Each line in the entries below that holds the string "following" is to be listed.

[Document page text data]
========================
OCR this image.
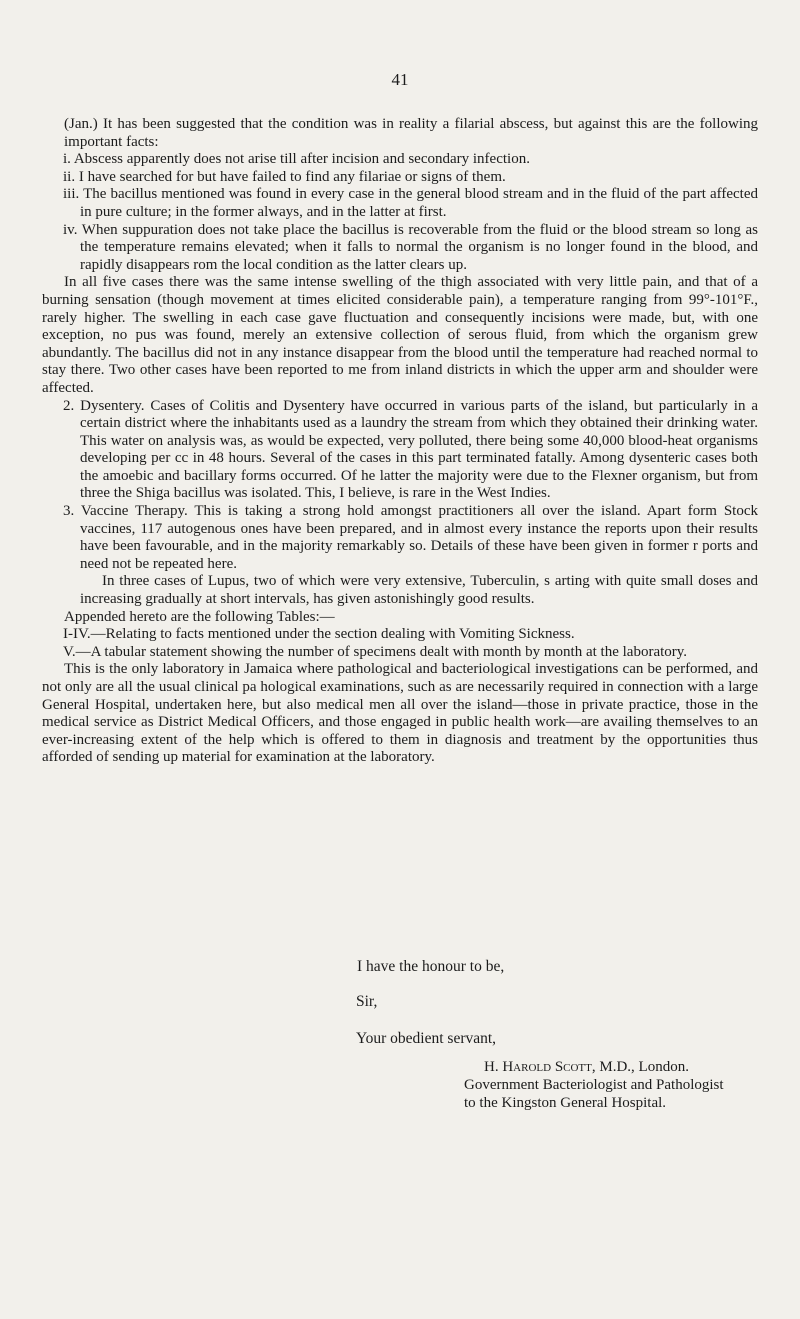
41

(Jan.) It has been suggested that the condition was in reality a filarial abscess, but against this are the following important facts:

i. Abscess apparently does not arise till after incision and secondary infection.

ii. I have searched for but have failed to find any filariae or signs of them.

iii. The bacillus mentioned was found in every case in the general blood stream and in the fluid of the part affected in pure culture; in the former always, and in the latter at first.

iv. When suppuration does not take place the bacillus is recoverable from the fluid or the blood stream so long as the temperature remains elevated; when it falls to normal the organism is no longer found in the blood, and rapidly disappears rom the local condition as the latter clears up.

In all five cases there was the same intense swelling of the thigh associated with very little pain, and that of a burning sensation (though movement at times elicited considerable pain), a temperature ranging from 99°-101°F., rarely higher. The swelling in each case gave fluctuation and consequently incisions were made, but, with one exception, no pus was found, merely an extensive collection of serous fluid, from which the organism grew abundantly. The bacillus did not in any instance disappear from the blood until the temperature had reached normal to stay there. Two other cases have been reported to me from inland districts in which the upper arm and shoulder were affected.

2. Dysentery. Cases of Colitis and Dysentery have occurred in various parts of the island, but particularly in a certain district where the inhabitants used as a laundry the stream from which they obtained their drinking water. This water on analysis was, as would be expected, very polluted, there being some 40,000 blood-heat organisms developing per cc in 48 hours. Several of the cases in this part terminated fatally. Among dysenteric cases both the amoebic and bacillary forms occurred. Of he latter the majority were due to the Flexner organism, but from three the Shiga bacillus was isolated. This, I believe, is rare in the West Indies.

3. Vaccine Therapy. This is taking a strong hold amongst practitioners all over the island. Apart form Stock vaccines, 117 autogenous ones have been prepared, and in almost every instance the reports upon their results have been favourable, and in the majority remarkably so. Details of these have been given in former r ports and need not be repeated here.

In three cases of Lupus, two of which were very extensive, Tuberculin, s arting with quite small doses and increasing gradually at short intervals, has given astonishingly good results.

Appended hereto are the following Tables:—

I-IV.—Relating to facts mentioned under the section dealing with Vomiting Sickness.

V.—A tabular statement showing the number of specimens dealt with month by month at the laboratory.

This is the only laboratory in Jamaica where pathological and bacteriological investigations can be performed, and not only are all the usual clinical pa hological examinations, such as are necessarily required in connection with a large General Hospital, undertaken here, but also medical men all over the island—those in private practice, those in the medical service as District Medical Officers, and those engaged in public health work—are availing themselves to an ever-increasing extent of the help which is offered to them in diagnosis and treatment by the opportunities thus afforded of sending up material for examination at the laboratory.

I have the honour to be,
Sir,
Your obedient servant,
H. Harold Scott, M.D., London.
Government Bacteriologist and Pathologist
to the Kingston General Hospital.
========================
▸ **Task answer**:
(Jan.) It has been suggested that the condition was in reality a filarial abscess, but against this are the following important facts:
Appended hereto are the following Tables:—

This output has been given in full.